Your objective
Your answer should be the records, restated word for word.

[Data entries for graphics]
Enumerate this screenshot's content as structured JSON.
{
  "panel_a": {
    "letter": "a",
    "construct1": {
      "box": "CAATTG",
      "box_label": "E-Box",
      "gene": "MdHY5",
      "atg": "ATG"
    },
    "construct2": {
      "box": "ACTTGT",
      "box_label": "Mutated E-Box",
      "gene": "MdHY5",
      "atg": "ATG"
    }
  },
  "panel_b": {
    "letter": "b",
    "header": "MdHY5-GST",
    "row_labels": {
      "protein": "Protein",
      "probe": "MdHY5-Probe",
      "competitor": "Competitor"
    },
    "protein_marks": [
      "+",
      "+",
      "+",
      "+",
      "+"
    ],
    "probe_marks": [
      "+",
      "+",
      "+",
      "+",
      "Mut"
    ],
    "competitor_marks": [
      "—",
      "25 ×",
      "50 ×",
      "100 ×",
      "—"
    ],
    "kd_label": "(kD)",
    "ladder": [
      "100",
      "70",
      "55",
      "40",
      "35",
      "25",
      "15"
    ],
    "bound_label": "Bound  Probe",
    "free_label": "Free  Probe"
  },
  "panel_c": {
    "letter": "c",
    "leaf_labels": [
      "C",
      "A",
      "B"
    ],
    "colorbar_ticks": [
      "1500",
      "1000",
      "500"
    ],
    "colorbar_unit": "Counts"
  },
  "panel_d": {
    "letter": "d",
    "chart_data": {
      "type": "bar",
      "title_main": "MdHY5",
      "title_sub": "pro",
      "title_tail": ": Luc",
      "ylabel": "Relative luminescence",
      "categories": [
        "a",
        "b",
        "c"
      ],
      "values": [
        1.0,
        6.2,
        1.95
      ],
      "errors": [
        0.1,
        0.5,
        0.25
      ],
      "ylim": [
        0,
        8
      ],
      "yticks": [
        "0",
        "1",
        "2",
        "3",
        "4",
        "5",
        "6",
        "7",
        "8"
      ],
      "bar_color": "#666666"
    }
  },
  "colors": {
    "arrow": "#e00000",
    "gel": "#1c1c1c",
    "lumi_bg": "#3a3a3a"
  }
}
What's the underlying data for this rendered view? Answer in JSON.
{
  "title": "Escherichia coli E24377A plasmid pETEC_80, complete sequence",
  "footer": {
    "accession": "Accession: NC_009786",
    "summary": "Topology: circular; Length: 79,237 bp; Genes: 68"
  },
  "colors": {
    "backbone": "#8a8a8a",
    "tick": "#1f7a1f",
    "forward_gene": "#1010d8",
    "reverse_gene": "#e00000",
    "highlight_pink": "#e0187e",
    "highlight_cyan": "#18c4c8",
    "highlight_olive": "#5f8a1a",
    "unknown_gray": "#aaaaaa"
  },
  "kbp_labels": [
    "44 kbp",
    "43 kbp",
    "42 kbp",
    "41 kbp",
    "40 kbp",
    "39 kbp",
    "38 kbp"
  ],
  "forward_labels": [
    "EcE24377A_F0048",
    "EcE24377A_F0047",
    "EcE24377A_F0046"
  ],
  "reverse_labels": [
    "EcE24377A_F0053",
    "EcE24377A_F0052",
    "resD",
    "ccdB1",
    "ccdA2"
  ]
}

Written solution
Enumerate this screenshot's content as structured JSON.
{
  "panel_a": {
    "letter": "a",
    "construct1": {
      "box": "CAATTG",
      "box_label": "E-Box",
      "gene": "MdHY5",
      "atg": "ATG"
    },
    "construct2": {
      "box": "ACTTGT",
      "box_label": "Mutated E-Box",
      "gene": "MdHY5",
      "atg": "ATG"
    }
  },
  "panel_b": {
    "letter": "b",
    "header": "MdHY5-GST",
    "row_labels": {
      "protein": "Protein",
      "probe": "MdHY5-Probe",
      "competitor": "Competitor"
    },
    "protein_marks": [
      "+",
      "+",
      "+",
      "+",
      "+"
    ],
    "probe_marks": [
      "+",
      "+",
      "+",
      "+",
      "Mut"
    ],
    "competitor_marks": [
      "—",
      "25 ×",
      "50 ×",
      "100 ×",
      "—"
    ],
    "kd_label": "(kD)",
    "ladder": [
      "100",
      "70",
      "55",
      "40",
      "35",
      "25",
      "15"
    ],
    "bound_label": "Bound  Probe",
    "free_label": "Free  Probe"
  },
  "panel_c": {
    "letter": "c",
    "leaf_labels": [
      "C",
      "A",
      "B"
    ],
    "colorbar_ticks": [
      "1500",
      "1000",
      "500"
    ],
    "colorbar_unit": "Counts"
  },
  "panel_d": {
    "letter": "d",
    "chart_data": {
      "type": "bar",
      "title_main": "MdHY5",
      "title_sub": "pro",
      "title_tail": ": Luc",
      "ylabel": "Relative luminescence",
      "categories": [
        "a",
        "b",
        "c"
      ],
      "values": [
        1.0,
        6.2,
        1.95
      ],
      "errors": [
        0.1,
        0.5,
        0.25
      ],
      "ylim": [
        0,
        8
      ],
      "yticks": [
        "0",
        "1",
        "2",
        "3",
        "4",
        "5",
        "6",
        "7",
        "8"
      ],
      "bar_color": "#666666"
    }
  },
  "colors": {
    "arrow": "#e00000",
    "gel": "#1c1c1c",
    "lumi_bg": "#3a3a3a"
  }
}
What's the underlying data for this rendered view? Answer in JSON.
{
  "title": "Escherichia coli E24377A plasmid pETEC_80, complete sequence",
  "footer": {
    "accession": "Accession: NC_009786",
    "summary": "Topology: circular; Length: 79,237 bp; Genes: 68"
  },
  "colors": {
    "backbone": "#8a8a8a",
    "tick": "#1f7a1f",
    "forward_gene": "#1010d8",
    "reverse_gene": "#e00000",
    "highlight_pink": "#e0187e",
    "highlight_cyan": "#18c4c8",
    "highlight_olive": "#5f8a1a",
    "unknown_gray": "#aaaaaa"
  },
  "kbp_labels": [
    "44 kbp",
    "43 kbp",
    "42 kbp",
    "41 kbp",
    "40 kbp",
    "39 kbp",
    "38 kbp"
  ],
  "forward_labels": [
    "EcE24377A_F0048",
    "EcE24377A_F0047",
    "EcE24377A_F0046"
  ],
  "reverse_labels": [
    "EcE24377A_F0053",
    "EcE24377A_F0052",
    "resD",
    "ccdB1",
    "ccdA2"
  ]
}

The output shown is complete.